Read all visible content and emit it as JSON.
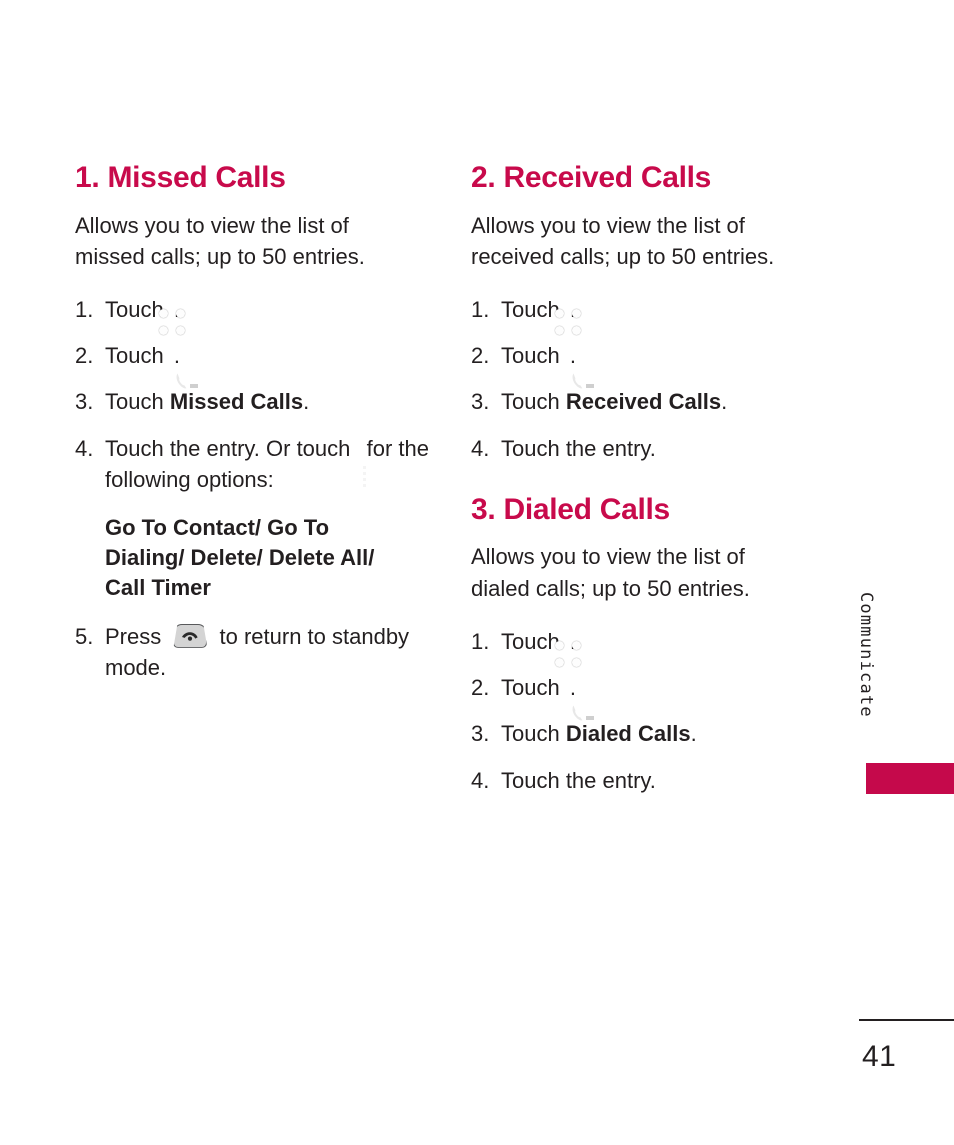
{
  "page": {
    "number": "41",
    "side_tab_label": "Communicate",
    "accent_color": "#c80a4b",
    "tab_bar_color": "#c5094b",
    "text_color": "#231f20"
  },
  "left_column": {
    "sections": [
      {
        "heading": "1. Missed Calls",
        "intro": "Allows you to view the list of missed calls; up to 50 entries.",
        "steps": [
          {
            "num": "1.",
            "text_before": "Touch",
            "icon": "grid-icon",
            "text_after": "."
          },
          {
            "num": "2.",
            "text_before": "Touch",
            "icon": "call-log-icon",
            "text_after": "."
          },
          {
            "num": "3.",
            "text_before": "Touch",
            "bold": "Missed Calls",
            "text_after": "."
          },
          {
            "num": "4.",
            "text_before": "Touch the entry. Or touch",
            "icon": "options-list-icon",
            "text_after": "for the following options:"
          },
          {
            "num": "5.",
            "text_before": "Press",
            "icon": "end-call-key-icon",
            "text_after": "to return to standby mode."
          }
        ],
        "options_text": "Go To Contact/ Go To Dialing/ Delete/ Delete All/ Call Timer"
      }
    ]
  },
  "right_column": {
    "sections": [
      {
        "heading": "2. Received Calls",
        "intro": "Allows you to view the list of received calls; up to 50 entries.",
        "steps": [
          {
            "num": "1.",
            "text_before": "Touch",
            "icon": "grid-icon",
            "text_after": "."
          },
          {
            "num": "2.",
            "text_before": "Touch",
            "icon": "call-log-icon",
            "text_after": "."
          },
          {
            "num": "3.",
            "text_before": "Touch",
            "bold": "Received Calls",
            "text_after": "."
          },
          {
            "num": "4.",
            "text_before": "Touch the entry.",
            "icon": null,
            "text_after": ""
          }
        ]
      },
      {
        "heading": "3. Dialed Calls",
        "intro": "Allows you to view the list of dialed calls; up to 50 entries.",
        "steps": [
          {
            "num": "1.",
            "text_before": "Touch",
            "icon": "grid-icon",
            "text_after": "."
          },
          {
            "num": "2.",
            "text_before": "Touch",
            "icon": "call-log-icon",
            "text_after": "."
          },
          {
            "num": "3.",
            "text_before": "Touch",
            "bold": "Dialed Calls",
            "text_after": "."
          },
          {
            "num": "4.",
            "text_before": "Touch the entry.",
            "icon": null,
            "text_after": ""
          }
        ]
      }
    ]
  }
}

==

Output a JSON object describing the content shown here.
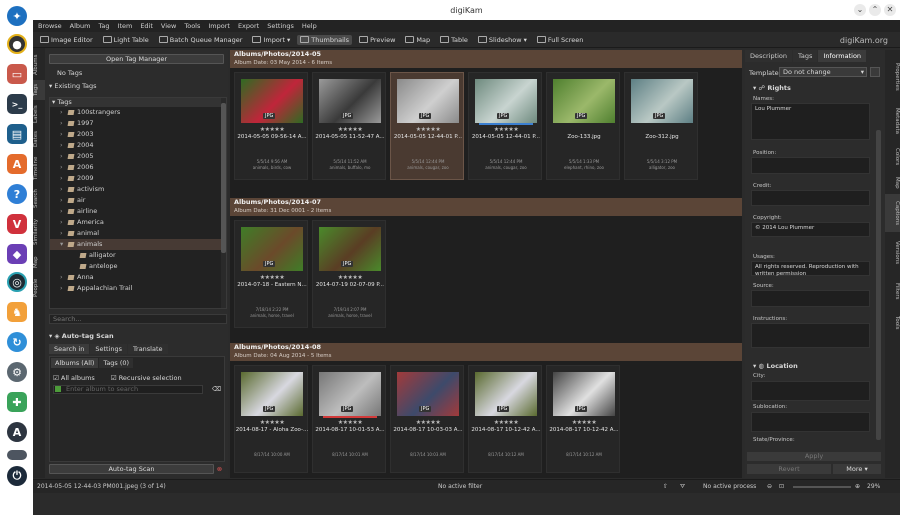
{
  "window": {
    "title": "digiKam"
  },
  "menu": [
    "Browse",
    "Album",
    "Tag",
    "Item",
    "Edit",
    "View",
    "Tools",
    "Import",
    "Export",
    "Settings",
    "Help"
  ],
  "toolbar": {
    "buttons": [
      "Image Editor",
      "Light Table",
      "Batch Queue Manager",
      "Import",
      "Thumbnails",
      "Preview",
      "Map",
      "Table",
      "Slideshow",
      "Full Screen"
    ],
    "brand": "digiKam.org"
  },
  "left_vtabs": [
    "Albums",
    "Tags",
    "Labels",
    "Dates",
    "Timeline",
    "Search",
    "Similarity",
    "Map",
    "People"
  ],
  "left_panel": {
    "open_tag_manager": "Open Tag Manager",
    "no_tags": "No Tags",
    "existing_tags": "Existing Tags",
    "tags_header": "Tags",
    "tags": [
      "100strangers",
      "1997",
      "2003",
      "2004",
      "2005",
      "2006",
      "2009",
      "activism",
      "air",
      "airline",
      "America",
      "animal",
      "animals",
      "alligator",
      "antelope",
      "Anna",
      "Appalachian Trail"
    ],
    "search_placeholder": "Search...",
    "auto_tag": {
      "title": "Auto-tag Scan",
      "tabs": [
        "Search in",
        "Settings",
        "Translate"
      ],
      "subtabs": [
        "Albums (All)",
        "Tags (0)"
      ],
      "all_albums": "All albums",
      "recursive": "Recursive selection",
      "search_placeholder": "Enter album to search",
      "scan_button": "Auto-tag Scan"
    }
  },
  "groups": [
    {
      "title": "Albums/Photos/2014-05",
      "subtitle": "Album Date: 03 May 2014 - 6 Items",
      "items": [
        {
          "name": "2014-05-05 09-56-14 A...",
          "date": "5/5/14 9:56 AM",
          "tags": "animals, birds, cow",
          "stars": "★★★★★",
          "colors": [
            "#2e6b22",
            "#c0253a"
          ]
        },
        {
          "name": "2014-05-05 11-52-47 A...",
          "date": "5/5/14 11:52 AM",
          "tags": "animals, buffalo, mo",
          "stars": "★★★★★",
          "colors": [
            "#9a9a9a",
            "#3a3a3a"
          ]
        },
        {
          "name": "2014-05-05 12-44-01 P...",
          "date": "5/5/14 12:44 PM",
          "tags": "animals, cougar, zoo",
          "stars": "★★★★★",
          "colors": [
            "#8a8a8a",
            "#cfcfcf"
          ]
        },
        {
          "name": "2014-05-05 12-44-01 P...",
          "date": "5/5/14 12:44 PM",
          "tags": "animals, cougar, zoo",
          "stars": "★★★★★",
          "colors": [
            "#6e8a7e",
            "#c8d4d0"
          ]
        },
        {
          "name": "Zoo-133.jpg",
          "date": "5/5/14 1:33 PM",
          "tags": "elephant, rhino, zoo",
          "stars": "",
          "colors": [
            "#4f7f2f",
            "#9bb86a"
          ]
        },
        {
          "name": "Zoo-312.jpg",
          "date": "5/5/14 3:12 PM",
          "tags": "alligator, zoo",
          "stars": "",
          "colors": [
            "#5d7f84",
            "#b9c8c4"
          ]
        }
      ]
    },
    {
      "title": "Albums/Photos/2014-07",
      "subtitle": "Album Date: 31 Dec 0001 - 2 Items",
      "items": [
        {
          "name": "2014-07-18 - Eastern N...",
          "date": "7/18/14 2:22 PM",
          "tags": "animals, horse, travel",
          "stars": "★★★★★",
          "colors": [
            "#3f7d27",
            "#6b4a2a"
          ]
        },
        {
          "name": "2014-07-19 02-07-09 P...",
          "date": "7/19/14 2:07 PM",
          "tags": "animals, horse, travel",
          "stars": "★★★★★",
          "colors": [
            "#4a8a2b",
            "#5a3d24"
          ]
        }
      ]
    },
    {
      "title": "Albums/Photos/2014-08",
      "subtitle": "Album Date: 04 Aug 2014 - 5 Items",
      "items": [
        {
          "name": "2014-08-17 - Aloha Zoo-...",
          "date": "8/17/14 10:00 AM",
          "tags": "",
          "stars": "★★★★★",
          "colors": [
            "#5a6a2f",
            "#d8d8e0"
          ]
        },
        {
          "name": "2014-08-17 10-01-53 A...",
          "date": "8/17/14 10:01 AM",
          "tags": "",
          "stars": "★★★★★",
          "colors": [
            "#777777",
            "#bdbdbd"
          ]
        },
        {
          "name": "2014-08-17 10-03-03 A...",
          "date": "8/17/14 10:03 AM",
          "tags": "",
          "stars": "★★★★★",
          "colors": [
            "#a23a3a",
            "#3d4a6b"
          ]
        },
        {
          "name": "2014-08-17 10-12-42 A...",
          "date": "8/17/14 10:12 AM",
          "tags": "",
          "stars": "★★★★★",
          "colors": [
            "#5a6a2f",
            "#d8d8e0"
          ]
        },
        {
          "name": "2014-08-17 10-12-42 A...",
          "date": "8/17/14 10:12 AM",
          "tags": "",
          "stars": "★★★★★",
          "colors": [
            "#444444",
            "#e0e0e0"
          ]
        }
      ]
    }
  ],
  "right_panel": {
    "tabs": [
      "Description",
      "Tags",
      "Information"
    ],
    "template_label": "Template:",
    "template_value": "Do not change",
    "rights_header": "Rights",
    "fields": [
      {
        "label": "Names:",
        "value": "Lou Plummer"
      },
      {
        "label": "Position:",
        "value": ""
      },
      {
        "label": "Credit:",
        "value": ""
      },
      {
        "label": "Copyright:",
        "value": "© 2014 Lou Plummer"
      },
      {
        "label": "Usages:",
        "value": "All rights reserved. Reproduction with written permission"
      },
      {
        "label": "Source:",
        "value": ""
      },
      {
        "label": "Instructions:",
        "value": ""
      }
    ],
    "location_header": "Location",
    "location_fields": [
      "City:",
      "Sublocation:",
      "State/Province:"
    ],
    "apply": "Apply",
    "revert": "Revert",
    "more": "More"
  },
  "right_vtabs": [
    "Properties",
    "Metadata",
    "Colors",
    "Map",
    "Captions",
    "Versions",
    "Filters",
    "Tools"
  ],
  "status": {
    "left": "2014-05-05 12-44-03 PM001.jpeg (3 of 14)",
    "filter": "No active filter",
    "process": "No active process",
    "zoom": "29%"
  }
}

## GOAL OF THE EXERCISE
List each line of the entries that holds the string "active".

## ANSWER TO THE TASK
    "filter": "No active filter",
    "process": "No active process",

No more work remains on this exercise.